Search the material and gather each line with "probabilities" in it.

[Dataset entries on figures]
----
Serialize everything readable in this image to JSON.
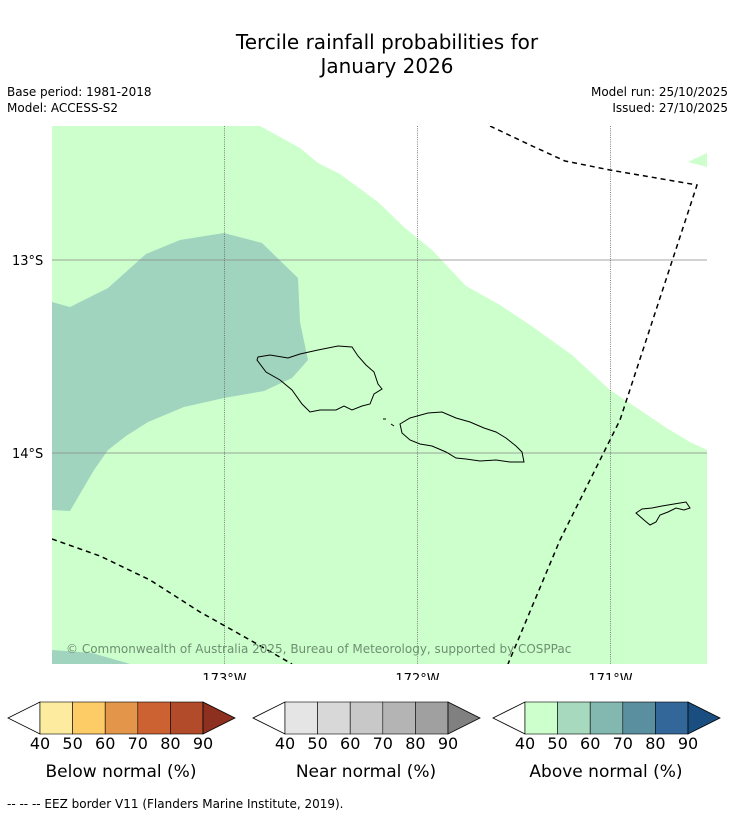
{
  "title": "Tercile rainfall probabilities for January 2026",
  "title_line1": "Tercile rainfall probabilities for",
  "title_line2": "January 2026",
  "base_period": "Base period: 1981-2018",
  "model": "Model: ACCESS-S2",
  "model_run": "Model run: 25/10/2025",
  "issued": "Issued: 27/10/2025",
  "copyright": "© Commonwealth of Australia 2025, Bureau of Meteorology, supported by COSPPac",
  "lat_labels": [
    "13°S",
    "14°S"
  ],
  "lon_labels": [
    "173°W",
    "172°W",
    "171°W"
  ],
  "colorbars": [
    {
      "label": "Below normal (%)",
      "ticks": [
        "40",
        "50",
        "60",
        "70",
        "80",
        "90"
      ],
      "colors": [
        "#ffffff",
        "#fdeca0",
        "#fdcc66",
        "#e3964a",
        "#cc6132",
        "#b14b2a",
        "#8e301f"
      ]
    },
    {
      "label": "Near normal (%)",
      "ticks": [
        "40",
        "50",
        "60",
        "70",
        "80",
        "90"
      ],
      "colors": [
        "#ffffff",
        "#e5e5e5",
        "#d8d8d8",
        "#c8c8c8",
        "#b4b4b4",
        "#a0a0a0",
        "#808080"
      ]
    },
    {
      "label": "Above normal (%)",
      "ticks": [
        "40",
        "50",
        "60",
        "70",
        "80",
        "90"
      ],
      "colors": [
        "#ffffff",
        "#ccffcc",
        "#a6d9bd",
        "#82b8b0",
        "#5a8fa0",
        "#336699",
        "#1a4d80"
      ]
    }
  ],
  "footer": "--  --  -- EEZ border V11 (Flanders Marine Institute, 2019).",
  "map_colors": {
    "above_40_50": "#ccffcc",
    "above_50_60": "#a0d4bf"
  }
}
----
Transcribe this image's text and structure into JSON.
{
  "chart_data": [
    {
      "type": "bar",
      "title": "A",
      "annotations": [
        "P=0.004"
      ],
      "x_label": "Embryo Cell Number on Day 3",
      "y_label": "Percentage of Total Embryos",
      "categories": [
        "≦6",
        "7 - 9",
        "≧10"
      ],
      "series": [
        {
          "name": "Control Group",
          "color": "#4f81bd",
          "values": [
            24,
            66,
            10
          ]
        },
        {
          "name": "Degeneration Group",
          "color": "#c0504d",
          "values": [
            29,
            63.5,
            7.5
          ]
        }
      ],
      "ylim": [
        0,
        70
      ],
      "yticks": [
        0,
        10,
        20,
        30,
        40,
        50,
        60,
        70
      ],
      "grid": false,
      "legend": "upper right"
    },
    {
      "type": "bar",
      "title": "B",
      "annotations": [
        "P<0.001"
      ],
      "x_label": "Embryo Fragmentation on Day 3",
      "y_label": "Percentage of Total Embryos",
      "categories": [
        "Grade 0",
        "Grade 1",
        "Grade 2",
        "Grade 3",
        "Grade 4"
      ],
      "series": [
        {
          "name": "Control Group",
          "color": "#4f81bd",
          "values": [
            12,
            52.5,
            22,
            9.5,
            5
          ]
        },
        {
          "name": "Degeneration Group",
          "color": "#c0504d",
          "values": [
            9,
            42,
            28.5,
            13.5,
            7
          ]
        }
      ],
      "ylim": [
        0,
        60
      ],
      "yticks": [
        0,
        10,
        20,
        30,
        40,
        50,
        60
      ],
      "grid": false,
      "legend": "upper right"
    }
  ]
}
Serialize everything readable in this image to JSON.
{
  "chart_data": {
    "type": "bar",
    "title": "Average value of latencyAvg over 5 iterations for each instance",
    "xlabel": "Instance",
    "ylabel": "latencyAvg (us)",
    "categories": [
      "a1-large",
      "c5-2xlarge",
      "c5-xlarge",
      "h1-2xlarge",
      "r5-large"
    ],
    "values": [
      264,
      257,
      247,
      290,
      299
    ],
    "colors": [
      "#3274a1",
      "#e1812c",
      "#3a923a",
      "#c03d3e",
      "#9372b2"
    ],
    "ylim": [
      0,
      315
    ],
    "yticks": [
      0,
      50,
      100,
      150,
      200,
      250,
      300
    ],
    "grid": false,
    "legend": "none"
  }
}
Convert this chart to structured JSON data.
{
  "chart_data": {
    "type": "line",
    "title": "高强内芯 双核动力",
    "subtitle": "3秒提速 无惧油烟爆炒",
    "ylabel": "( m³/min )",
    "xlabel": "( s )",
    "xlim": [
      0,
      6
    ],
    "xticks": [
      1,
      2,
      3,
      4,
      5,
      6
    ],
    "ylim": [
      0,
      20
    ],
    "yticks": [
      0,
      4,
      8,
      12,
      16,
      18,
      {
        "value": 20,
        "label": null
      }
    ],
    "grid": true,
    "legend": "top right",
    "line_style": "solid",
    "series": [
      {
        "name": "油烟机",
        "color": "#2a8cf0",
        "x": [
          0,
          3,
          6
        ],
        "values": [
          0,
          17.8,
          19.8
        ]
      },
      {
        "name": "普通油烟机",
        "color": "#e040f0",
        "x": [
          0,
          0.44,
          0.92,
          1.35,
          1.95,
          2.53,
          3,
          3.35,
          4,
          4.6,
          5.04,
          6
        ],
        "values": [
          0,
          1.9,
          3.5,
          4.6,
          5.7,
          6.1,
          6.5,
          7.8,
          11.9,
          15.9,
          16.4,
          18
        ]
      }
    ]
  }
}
----
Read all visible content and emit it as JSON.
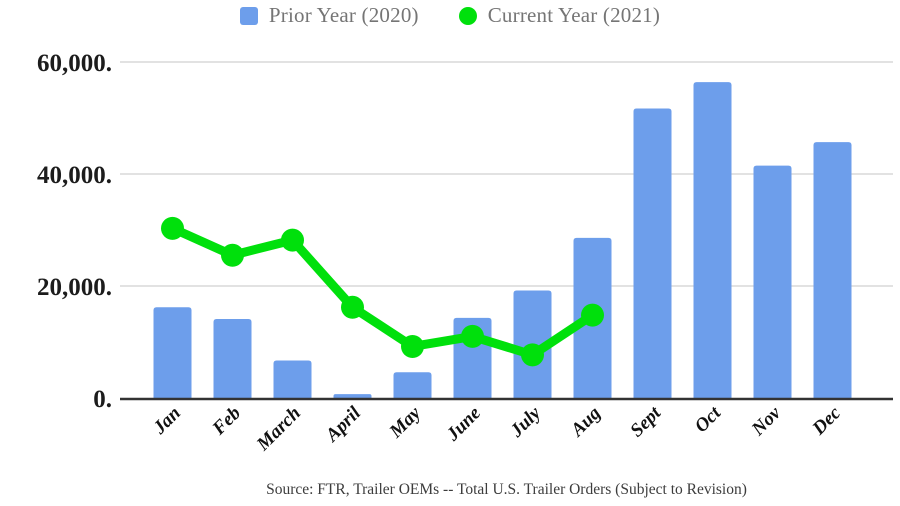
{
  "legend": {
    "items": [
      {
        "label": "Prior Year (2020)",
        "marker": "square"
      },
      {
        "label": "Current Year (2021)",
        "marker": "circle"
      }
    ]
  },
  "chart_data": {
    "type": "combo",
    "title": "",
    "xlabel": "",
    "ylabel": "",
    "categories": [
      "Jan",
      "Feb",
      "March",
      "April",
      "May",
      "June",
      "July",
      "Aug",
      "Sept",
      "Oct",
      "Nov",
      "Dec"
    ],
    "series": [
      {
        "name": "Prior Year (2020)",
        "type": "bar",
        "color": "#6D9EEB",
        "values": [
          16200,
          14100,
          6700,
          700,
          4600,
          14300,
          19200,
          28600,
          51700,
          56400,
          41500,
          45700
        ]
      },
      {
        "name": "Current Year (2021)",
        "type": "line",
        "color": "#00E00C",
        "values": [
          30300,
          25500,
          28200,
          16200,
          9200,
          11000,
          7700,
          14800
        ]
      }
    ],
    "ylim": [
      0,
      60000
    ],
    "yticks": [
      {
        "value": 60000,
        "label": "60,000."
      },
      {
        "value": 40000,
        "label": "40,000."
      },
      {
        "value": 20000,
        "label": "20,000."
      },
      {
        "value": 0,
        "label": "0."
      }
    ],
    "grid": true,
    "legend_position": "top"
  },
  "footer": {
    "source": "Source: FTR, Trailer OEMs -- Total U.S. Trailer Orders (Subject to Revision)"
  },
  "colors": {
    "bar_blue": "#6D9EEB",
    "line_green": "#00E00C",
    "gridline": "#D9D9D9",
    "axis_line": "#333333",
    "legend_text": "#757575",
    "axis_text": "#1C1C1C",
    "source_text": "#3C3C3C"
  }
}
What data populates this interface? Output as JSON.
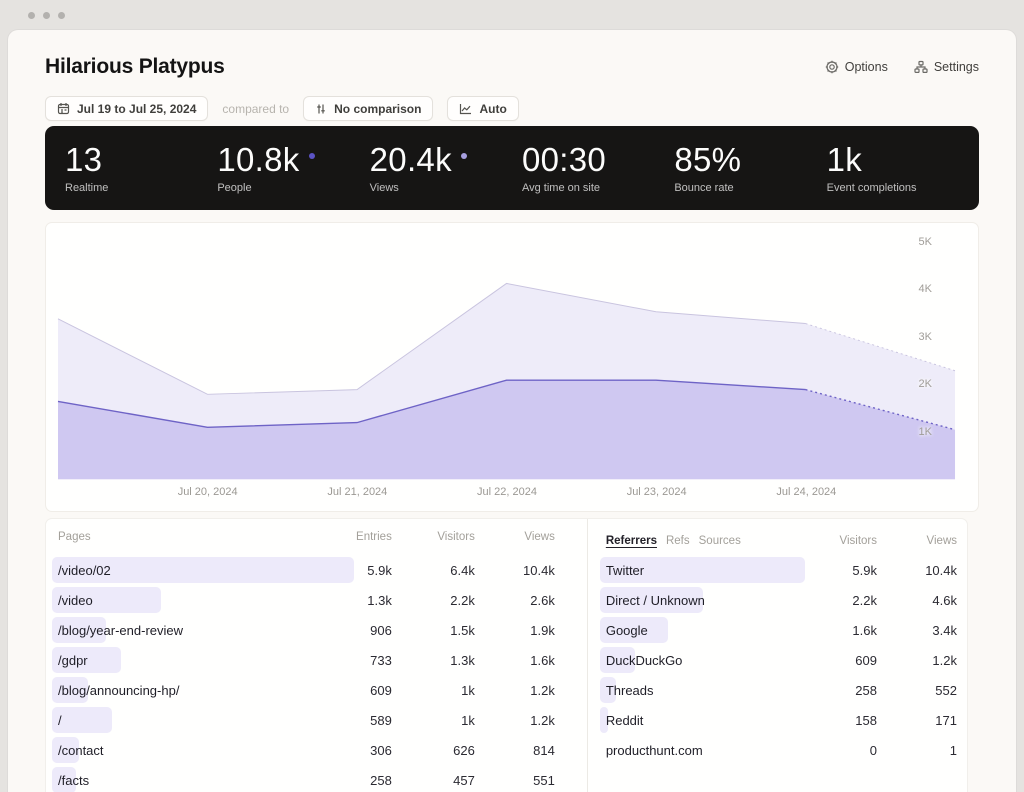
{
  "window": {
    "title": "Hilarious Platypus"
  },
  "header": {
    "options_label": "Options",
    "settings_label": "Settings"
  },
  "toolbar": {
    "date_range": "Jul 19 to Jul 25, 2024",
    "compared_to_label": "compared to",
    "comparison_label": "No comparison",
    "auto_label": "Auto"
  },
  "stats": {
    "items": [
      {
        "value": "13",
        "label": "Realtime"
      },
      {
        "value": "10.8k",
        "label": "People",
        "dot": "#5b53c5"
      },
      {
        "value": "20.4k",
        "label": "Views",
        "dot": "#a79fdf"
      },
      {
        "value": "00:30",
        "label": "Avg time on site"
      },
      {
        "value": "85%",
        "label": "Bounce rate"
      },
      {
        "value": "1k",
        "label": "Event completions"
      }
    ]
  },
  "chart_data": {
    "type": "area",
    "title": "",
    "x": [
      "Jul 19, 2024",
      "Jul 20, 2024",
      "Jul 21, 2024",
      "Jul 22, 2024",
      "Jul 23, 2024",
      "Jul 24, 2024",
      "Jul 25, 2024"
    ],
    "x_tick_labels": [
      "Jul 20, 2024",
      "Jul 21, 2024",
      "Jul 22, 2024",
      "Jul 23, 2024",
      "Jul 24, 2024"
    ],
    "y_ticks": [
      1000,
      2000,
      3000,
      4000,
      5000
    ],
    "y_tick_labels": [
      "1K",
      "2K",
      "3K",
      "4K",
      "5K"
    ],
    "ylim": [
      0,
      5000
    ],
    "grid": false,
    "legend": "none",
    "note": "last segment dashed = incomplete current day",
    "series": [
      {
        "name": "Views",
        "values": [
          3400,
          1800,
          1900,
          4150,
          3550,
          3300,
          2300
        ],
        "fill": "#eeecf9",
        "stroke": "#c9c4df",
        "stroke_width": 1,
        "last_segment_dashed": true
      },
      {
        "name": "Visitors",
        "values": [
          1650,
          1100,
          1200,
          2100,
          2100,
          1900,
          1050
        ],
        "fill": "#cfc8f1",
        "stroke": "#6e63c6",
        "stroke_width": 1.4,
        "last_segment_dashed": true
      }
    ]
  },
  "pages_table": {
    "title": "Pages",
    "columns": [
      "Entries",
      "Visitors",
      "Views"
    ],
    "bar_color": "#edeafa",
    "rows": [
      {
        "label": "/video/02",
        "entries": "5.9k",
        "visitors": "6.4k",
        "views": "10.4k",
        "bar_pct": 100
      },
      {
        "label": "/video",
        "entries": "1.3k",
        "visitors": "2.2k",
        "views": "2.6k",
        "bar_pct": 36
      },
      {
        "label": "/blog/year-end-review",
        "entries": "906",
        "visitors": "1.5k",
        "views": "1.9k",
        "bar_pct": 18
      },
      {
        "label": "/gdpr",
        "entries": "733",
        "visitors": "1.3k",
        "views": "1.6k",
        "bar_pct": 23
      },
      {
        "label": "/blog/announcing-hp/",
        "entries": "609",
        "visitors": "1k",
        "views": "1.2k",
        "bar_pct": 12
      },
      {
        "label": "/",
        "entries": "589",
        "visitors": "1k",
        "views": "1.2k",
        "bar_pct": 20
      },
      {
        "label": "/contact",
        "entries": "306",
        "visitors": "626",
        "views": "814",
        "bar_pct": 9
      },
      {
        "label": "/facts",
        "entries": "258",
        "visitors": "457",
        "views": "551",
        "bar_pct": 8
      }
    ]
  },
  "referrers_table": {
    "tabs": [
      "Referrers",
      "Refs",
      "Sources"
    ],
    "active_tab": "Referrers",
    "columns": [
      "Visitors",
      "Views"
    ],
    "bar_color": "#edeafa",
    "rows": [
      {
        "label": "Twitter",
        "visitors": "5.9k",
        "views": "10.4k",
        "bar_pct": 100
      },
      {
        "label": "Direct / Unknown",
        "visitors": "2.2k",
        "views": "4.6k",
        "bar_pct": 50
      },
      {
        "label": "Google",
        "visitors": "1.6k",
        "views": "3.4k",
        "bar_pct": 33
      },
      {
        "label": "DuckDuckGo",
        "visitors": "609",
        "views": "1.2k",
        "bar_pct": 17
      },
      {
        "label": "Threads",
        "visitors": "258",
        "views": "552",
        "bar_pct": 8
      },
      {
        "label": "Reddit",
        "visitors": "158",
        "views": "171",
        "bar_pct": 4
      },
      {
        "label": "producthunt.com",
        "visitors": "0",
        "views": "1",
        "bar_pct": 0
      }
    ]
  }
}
----
COMPLETED TASK -
  "title": "Tercile rainfall probabilities for January 2026",
  "title_line1": "Tercile rainfall probabilities for",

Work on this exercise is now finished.